Do not include the pictures; repeat the rest of the data exactly.
>> BEGIN
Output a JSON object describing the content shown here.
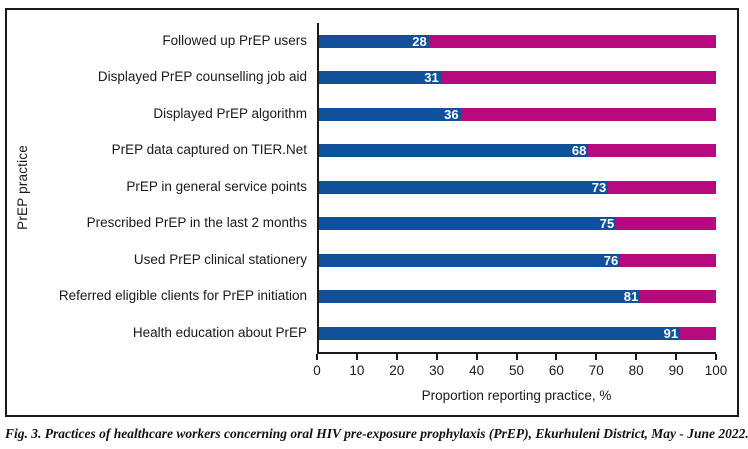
{
  "chart_data": {
    "type": "bar",
    "orientation": "horizontal",
    "stacked": true,
    "stack_total": 100,
    "title": "",
    "categories": [
      "Followed up PrEP users",
      "Displayed PrEP counselling job aid",
      "Displayed PrEP algorithm",
      "PrEP data captured on TIER.Net",
      "PrEP in general service points",
      "Prescribed PrEP in the last 2 months",
      "Used PrEP clinical stationery",
      "Referred eligible clients for PrEP initiation",
      "Health education about PrEP"
    ],
    "values": [
      28,
      31,
      36,
      68,
      73,
      75,
      76,
      81,
      91
    ],
    "remainders": [
      72,
      69,
      64,
      32,
      27,
      25,
      24,
      19,
      9
    ],
    "xlabel": "Proportion reporting practice, %",
    "ylabel": "PrEP practice",
    "xlim": [
      0,
      100
    ],
    "xticks": [
      0,
      10,
      20,
      30,
      40,
      50,
      60,
      70,
      80,
      90,
      100
    ],
    "grid": false,
    "legend": "none",
    "colors": {
      "reported_segment": "#11519b",
      "remainder_segment": "#b60a7e",
      "value_label": "#ffffff",
      "axis": "#1c1a18"
    }
  },
  "caption": "Fig. 3. Practices of healthcare workers concerning oral HIV pre-exposure prophylaxis (PrEP), Ekurhuleni District, May - June 2022."
}
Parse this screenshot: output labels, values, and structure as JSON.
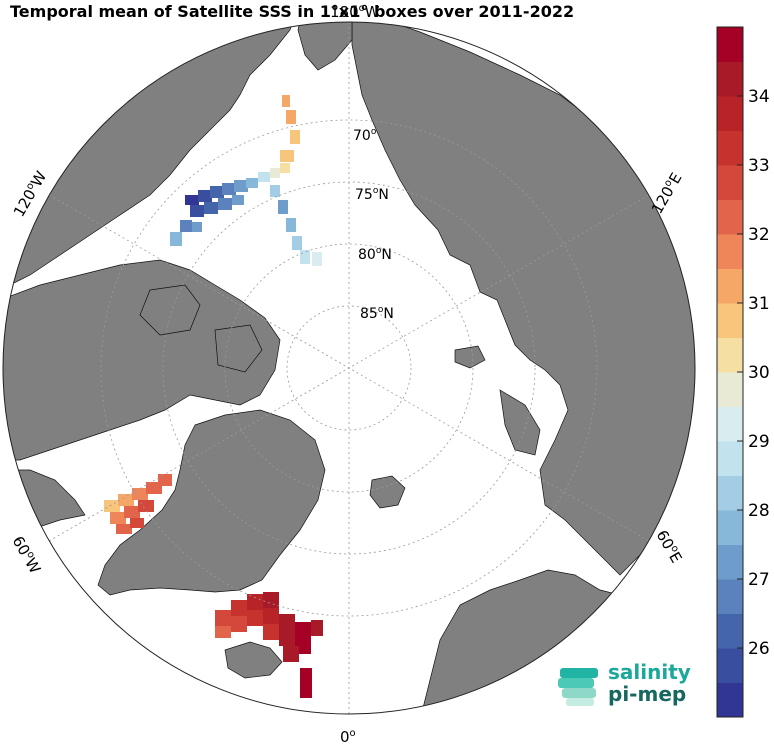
{
  "title": "Temporal mean of Satellite SSS in 1°x1° boxes over 2011-2022",
  "map": {
    "projection": "north polar stereographic",
    "land_color": "#808080",
    "ocean_color": "#ffffff",
    "lat_labels": [
      {
        "text": "70",
        "sup": "o"
      },
      {
        "text": "75",
        "sup": "o",
        "suffix": "N"
      },
      {
        "text": "80",
        "sup": "o",
        "suffix": "N"
      },
      {
        "text": "85",
        "sup": "o",
        "suffix": "N"
      }
    ],
    "lon_labels": [
      {
        "text": "180",
        "sup": "o",
        "suffix": "W"
      },
      {
        "text": "120",
        "sup": "o",
        "suffix": "W"
      },
      {
        "text": "120",
        "sup": "o",
        "suffix": "E"
      },
      {
        "text": "60",
        "sup": "o",
        "suffix": "W"
      },
      {
        "text": "60",
        "sup": "o",
        "suffix": "E"
      },
      {
        "text": "0",
        "sup": "o",
        "suffix": ""
      }
    ]
  },
  "colorbar": {
    "min": 25,
    "max": 35,
    "ticks": [
      26,
      27,
      28,
      29,
      30,
      31,
      32,
      33,
      34
    ],
    "colors": [
      "#313695",
      "#3a4ea0",
      "#4565ab",
      "#5b82bd",
      "#6f9dcb",
      "#87b8d9",
      "#a3cde4",
      "#c2e2ee",
      "#d9edf0",
      "#e9ead6",
      "#f5dfa3",
      "#f7c57b",
      "#f5a767",
      "#ef865a",
      "#e1644b",
      "#d4483c",
      "#c6332e",
      "#b72327",
      "#a91a28",
      "#a50026"
    ]
  },
  "logo": {
    "line1": "salinity",
    "line2": "pi-mep"
  }
}
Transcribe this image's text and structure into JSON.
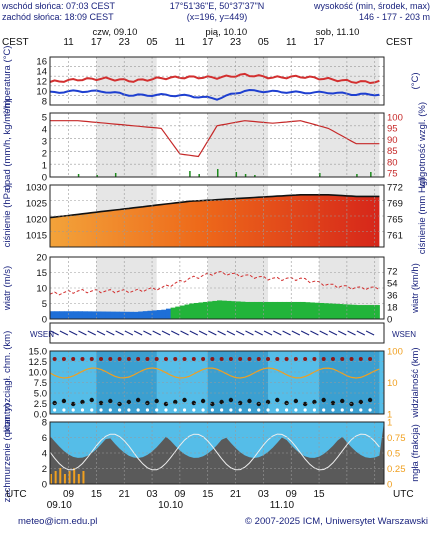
>> END
→ RESPONSE TO THIS EXERCISE:
Output a JSON object describing the content shown here.
{
  "chart_data": {
    "type": "bar",
    "orientation": "horizontal",
    "stacked": true,
    "stack_total": 100,
    "title": "",
    "categories": [
      "Followed up PrEP users",
      "Displayed PrEP counselling job aid",
      "Displayed PrEP algorithm",
      "PrEP data captured on TIER.Net",
      "PrEP in general service points",
      "Prescribed PrEP in the last 2 months",
      "Used PrEP clinical stationery",
      "Referred eligible clients for PrEP initiation",
      "Health education about PrEP"
    ],
    "values": [
      28,
      31,
      36,
      68,
      73,
      75,
      76,
      81,
      91
    ],
    "remainders": [
      72,
      69,
      64,
      32,
      27,
      25,
      24,
      19,
      9
    ],
    "xlabel": "Proportion reporting practice, %",
    "ylabel": "PrEP practice",
    "xlim": [
      0,
      100
    ],
    "xticks": [
      0,
      10,
      20,
      30,
      40,
      50,
      60,
      70,
      80,
      90,
      100
    ],
    "grid": false,
    "legend": "none",
    "colors": {
      "reported_segment": "#11519b",
      "remainder_segment": "#b60a7e",
      "value_label": "#ffffff",
      "axis": "#1c1a18"
    }
  },
  "caption": "Fig. 3. Practices of healthcare workers concerning oral HIV pre-exposure prophylaxis (PrEP), Ekurhuleni District, May - June 2022."
}
Parse this screenshot: output labels, values, and structure as JSON.
{
  "title": "Temporal mean of Satellite SSS in 1°x1° boxes over 2011-2022",
  "map": {
    "projection": "north polar stereographic",
    "land_color": "#808080",
    "ocean_color": "#ffffff",
    "lat_labels": [
      {
        "text": "70",
        "sup": "o"
      },
      {
        "text": "75",
        "sup": "o",
        "suffix": "N"
      },
      {
        "text": "80",
        "sup": "o",
        "suffix": "N"
      },
      {
        "text": "85",
        "sup": "o",
        "suffix": "N"
      }
    ],
    "lon_labels": [
      {
        "text": "180",
        "sup": "o",
        "suffix": "W"
      },
      {
        "text": "120",
        "sup": "o",
        "suffix": "W"
      },
      {
        "text": "120",
        "sup": "o",
        "suffix": "E"
      },
      {
        "text": "60",
        "sup": "o",
        "suffix": "W"
      },
      {
        "text": "60",
        "sup": "o",
        "suffix": "E"
      },
      {
        "text": "0",
        "sup": "o",
        "suffix": ""
      }
    ]
  },
  "colorbar": {
    "min": 25,
    "max": 35,
    "ticks": [
      26,
      27,
      28,
      29,
      30,
      31,
      32,
      33,
      34
    ],
    "colors": [
      "#313695",
      "#3a4ea0",
      "#4565ab",
      "#5b82bd",
      "#6f9dcb",
      "#87b8d9",
      "#a3cde4",
      "#c2e2ee",
      "#d9edf0",
      "#e9ead6",
      "#f5dfa3",
      "#f7c57b",
      "#f5a767",
      "#ef865a",
      "#e1644b",
      "#d4483c",
      "#c6332e",
      "#b72327",
      "#a91a28",
      "#a50026"
    ]
  },
  "logo": {
    "line1": "salinity",
    "line2": "pi-mep"
  }
}
Transcribe this image's text and structure into JSON.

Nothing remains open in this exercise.